[Collection entries]
-----

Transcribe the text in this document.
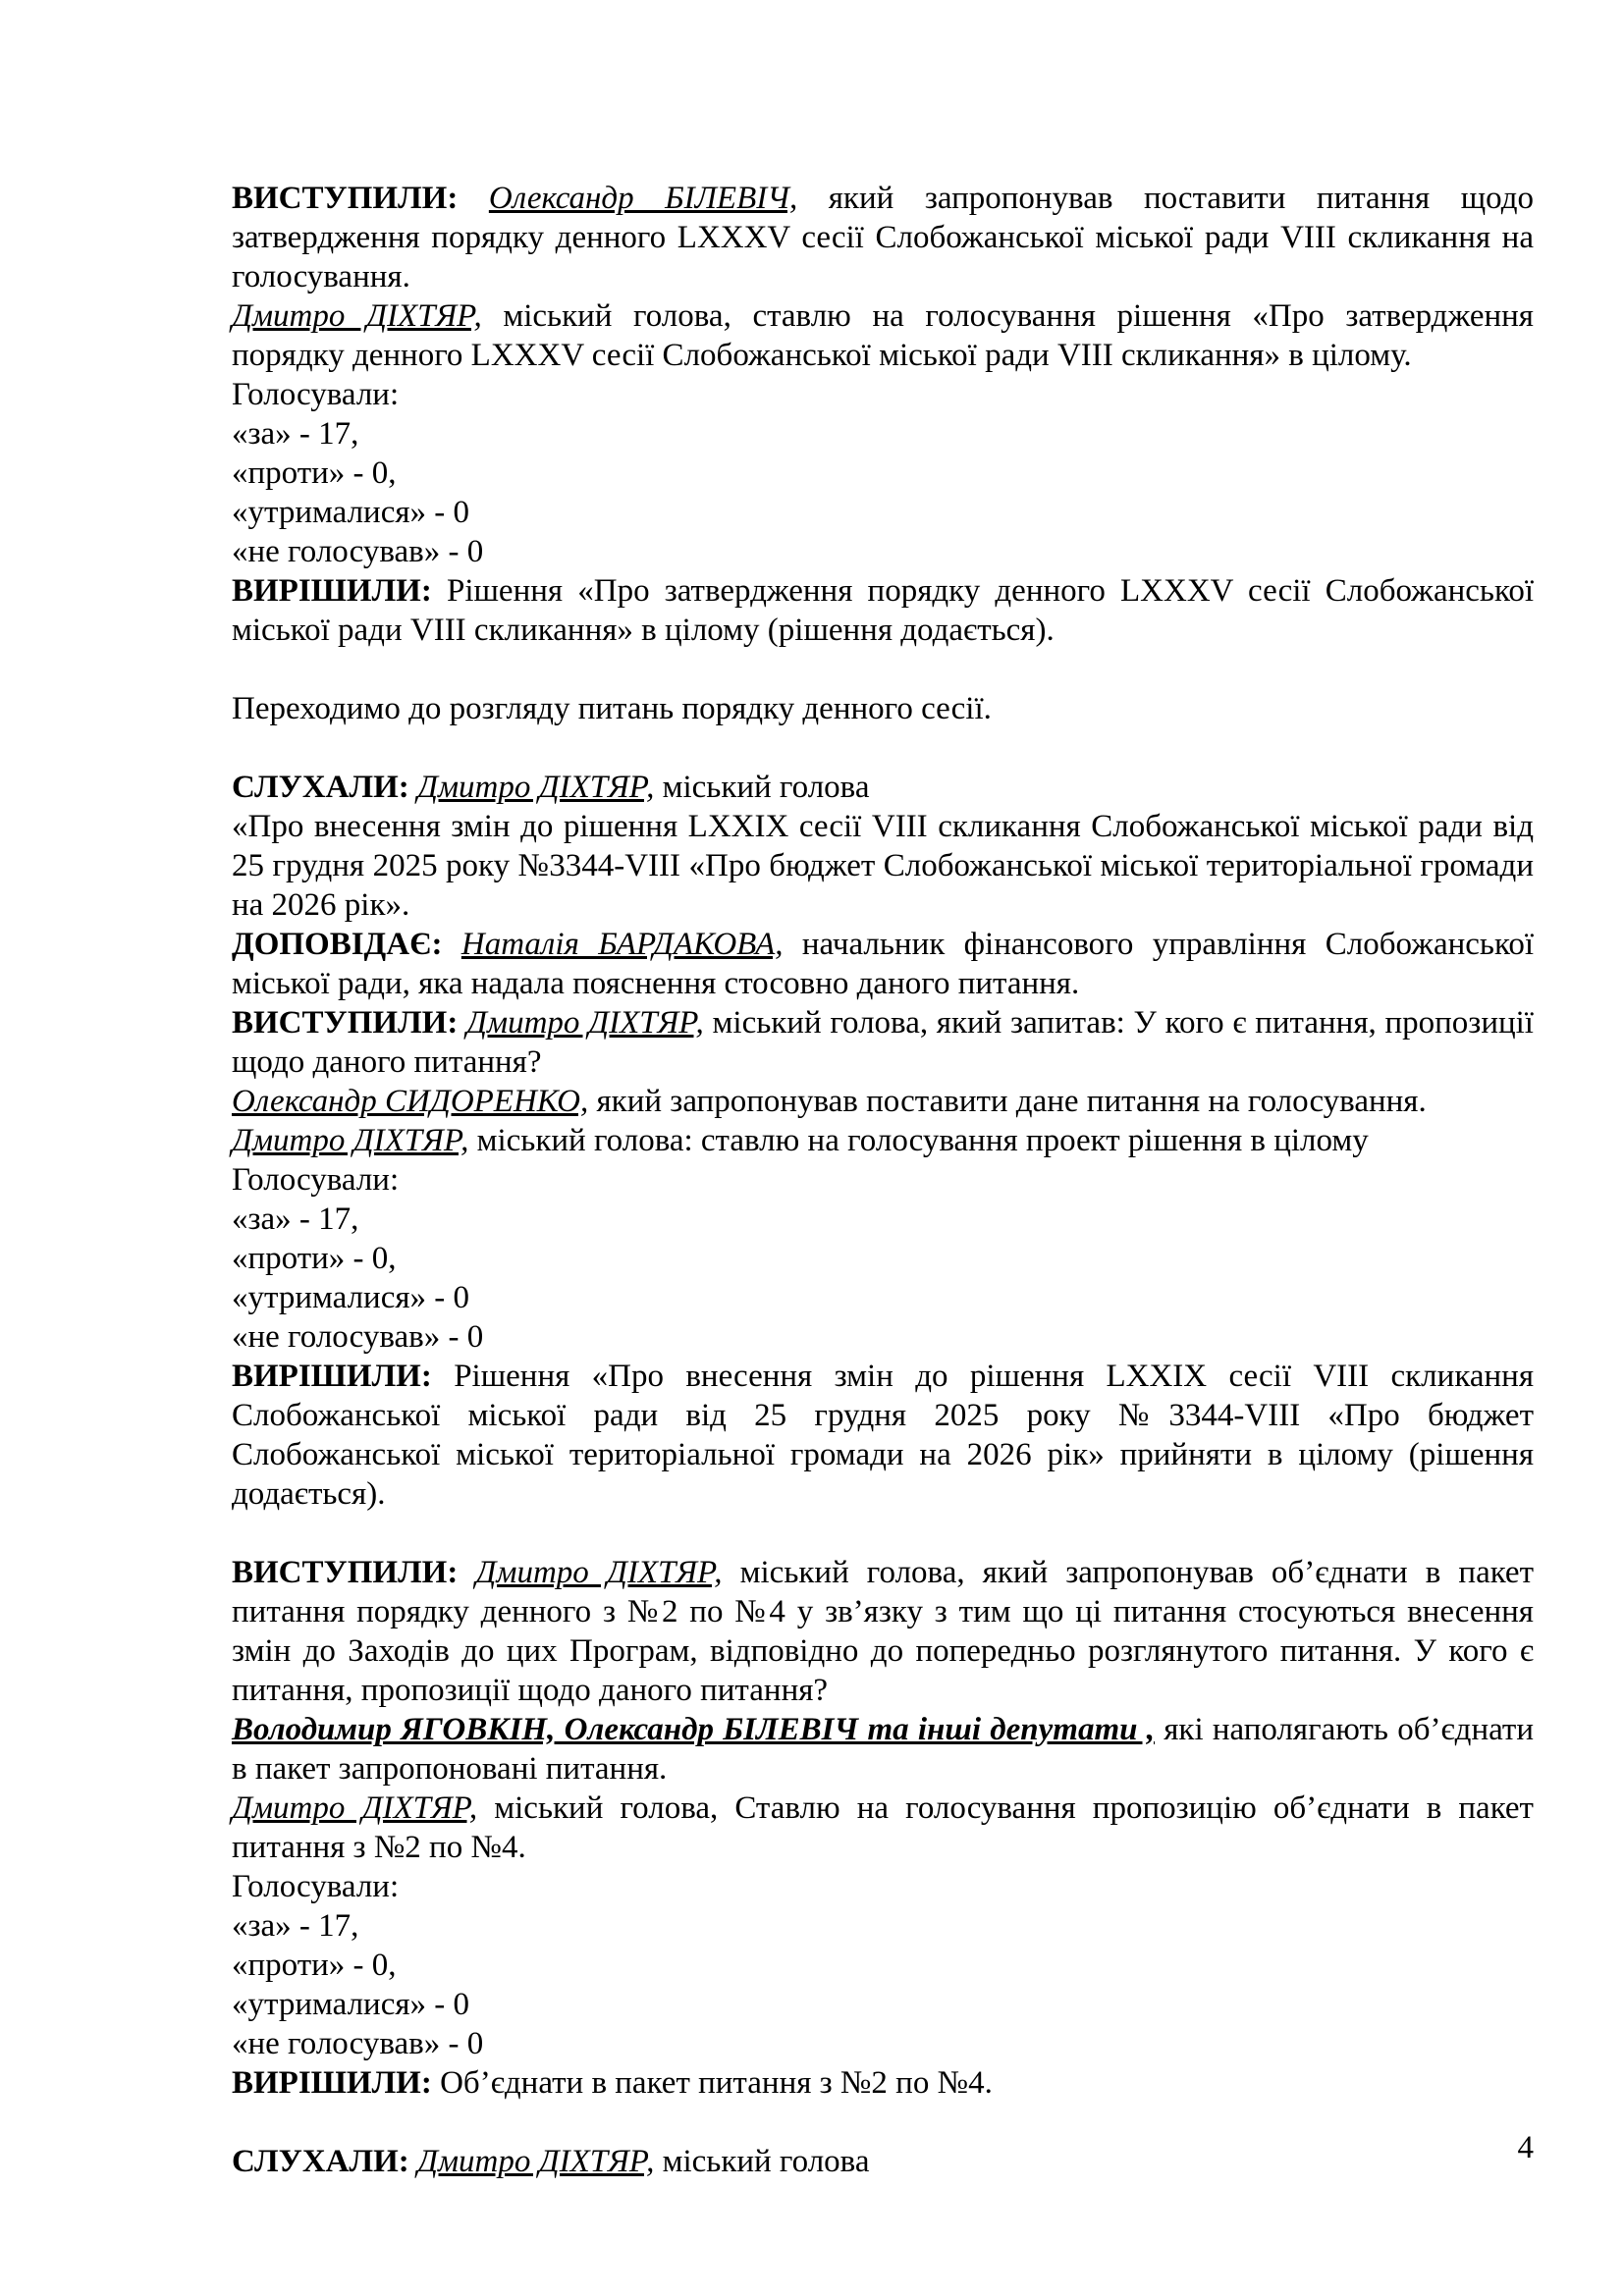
ВИСТУПИЛИ: Олександр БІЛЕВІЧ, який запропонував поставити питання щодо затвердження порядку денного LXXXV сесії Слобожанської міської ради VIII скликання на голосування.

Дмитро ДІХТЯР, міський голова, ставлю на голосування рішення «Про затвердження порядку денного LXXXV сесії Слобожанської міської ради VIII скликання» в цілому.

Голосували:

«за» - 17,

«проти» - 0,

«утрималися» - 0

«не голосував» - 0

ВИРІШИЛИ: Рішення «Про затвердження порядку денного LXXXV сесії Слобожанської міської ради VIII скликання» в цілому (рішення додається).

Переходимо до розгляду питань порядку денного сесії.

СЛУХАЛИ: Дмитро ДІХТЯР, міський голова

«Про внесення змін до рішення LXXIX сесії VIII скликання Слобожанської міської ради від 25 грудня 2025 року №3344-VIII «Про бюджет Слобожанської міської територіальної громади на 2026 рік».

ДОПОВІДАЄ: Наталія БАРДАКОВА, начальник фінансового управління Слобожанської міської ради, яка надала пояснення стосовно даного питання.

ВИСТУПИЛИ: Дмитро ДІХТЯР, міський голова, який запитав: У кого є питання, пропозиції щодо даного питання?

Олександр СИДОРЕНКО, який запропонував поставити дане питання на голосування.

Дмитро ДІХТЯР, міський голова: ставлю на голосування проект рішення в цілому

Голосували:

«за» - 17,

«проти» - 0,

«утрималися» - 0

«не голосував» - 0

ВИРІШИЛИ: Рішення «Про внесення змін до рішення LXXIX сесії VIII скликання Слобожанської міської ради від 25 грудня 2025 року №3344-VIII «Про бюджет Слобожанської міської територіальної громади на 2026 рік» прийняти в цілому (рішення додається).

ВИСТУПИЛИ: Дмитро ДІХТЯР, міський голова, який запропонував об’єднати в пакет питання порядку денного з №2 по №4 у зв’язку з тим що ці питання стосуються внесення змін до Заходів до цих Програм, відповідно до попередньо розглянутого питання. У кого є питання, пропозиції щодо даного питання?

Володимир ЯГОВКІН, Олександр БІЛЕВІЧ та інші депутати , які наполягають об’єднати в пакет запропоновані питання.

Дмитро ДІХТЯР, міський голова, Ставлю на голосування пропозицію об’єднати в пакет питання з №2 по №4.

Голосували:

«за» - 17,

«проти» - 0,

«утрималися» - 0

«не голосував» - 0

ВИРІШИЛИ: Об’єднати в пакет питання з №2 по №4.

СЛУХАЛИ: Дмитро ДІХТЯР, міський голова	4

-----

*SHORT PROBLEM*:
Write out each line again precisely as it appears, skipping every picture.

*RESULT OF THIS EXERCISE*:
Transcribe the text in this document.
ВИСТУПИЛИ: Олександр БІЛЕВІЧ, який запропонував поставити питання щодо затвердження порядку денного LXXXV сесії Слобожанської міської ради VIII скликання на голосування.

Дмитро ДІХТЯР, міський голова, ставлю на голосування рішення «Про затвердження порядку денного LXXXV сесії Слобожанської міської ради VIII скликання» в цілому.

Голосували:

«за» - 17,

«проти» - 0,

«утрималися» - 0

«не голосував» - 0

ВИРІШИЛИ: Рішення «Про затвердження порядку денного LXXXV сесії Слобожанської міської ради VIII скликання» в цілому (рішення додається).

Переходимо до розгляду питань порядку денного сесії.

СЛУХАЛИ: Дмитро ДІХТЯР, міський голова

«Про внесення змін до рішення LXXIX сесії VIII скликання Слобожанської міської ради від 25 грудня 2025 року №3344-VIII «Про бюджет Слобожанської міської територіальної громади на 2026 рік».

ДОПОВІДАЄ: Наталія БАРДАКОВА, начальник фінансового управління Слобожанської міської ради, яка надала пояснення стосовно даного питання.

ВИСТУПИЛИ: Дмитро ДІХТЯР, міський голова, який запитав: У кого є питання, пропозиції щодо даного питання?

Олександр СИДОРЕНКО, який запропонував поставити дане питання на голосування.

Дмитро ДІХТЯР, міський голова: ставлю на голосування проект рішення в цілому

Голосували:

«за» - 17,

«проти» - 0,

«утрималися» - 0

«не голосував» - 0

ВИРІШИЛИ: Рішення «Про внесення змін до рішення LXXIX сесії VIII скликання Слобожанської міської ради від 25 грудня 2025 року №3344-VIII «Про бюджет Слобожанської міської територіальної громади на 2026 рік» прийняти в цілому (рішення додається).

ВИСТУПИЛИ: Дмитро ДІХТЯР, міський голова, який запропонував об’єднати в пакет питання порядку денного з №2 по №4 у зв’язку з тим що ці питання стосуються внесення змін до Заходів до цих Програм, відповідно до попередньо розглянутого питання. У кого є питання, пропозиції щодо даного питання?

Володимир ЯГОВКІН, Олександр БІЛЕВІЧ та інші депутати , які наполягають об’єднати в пакет запропоновані питання.

Дмитро ДІХТЯР, міський голова, Ставлю на голосування пропозицію об’єднати в пакет питання з №2 по №4.

Голосували:

«за» - 17,

«проти» - 0,

«утрималися» - 0

«не голосував» - 0

ВИРІШИЛИ: Об’єднати в пакет питання з №2 по №4.

СЛУХАЛИ: Дмитро ДІХТЯР, міський голова	4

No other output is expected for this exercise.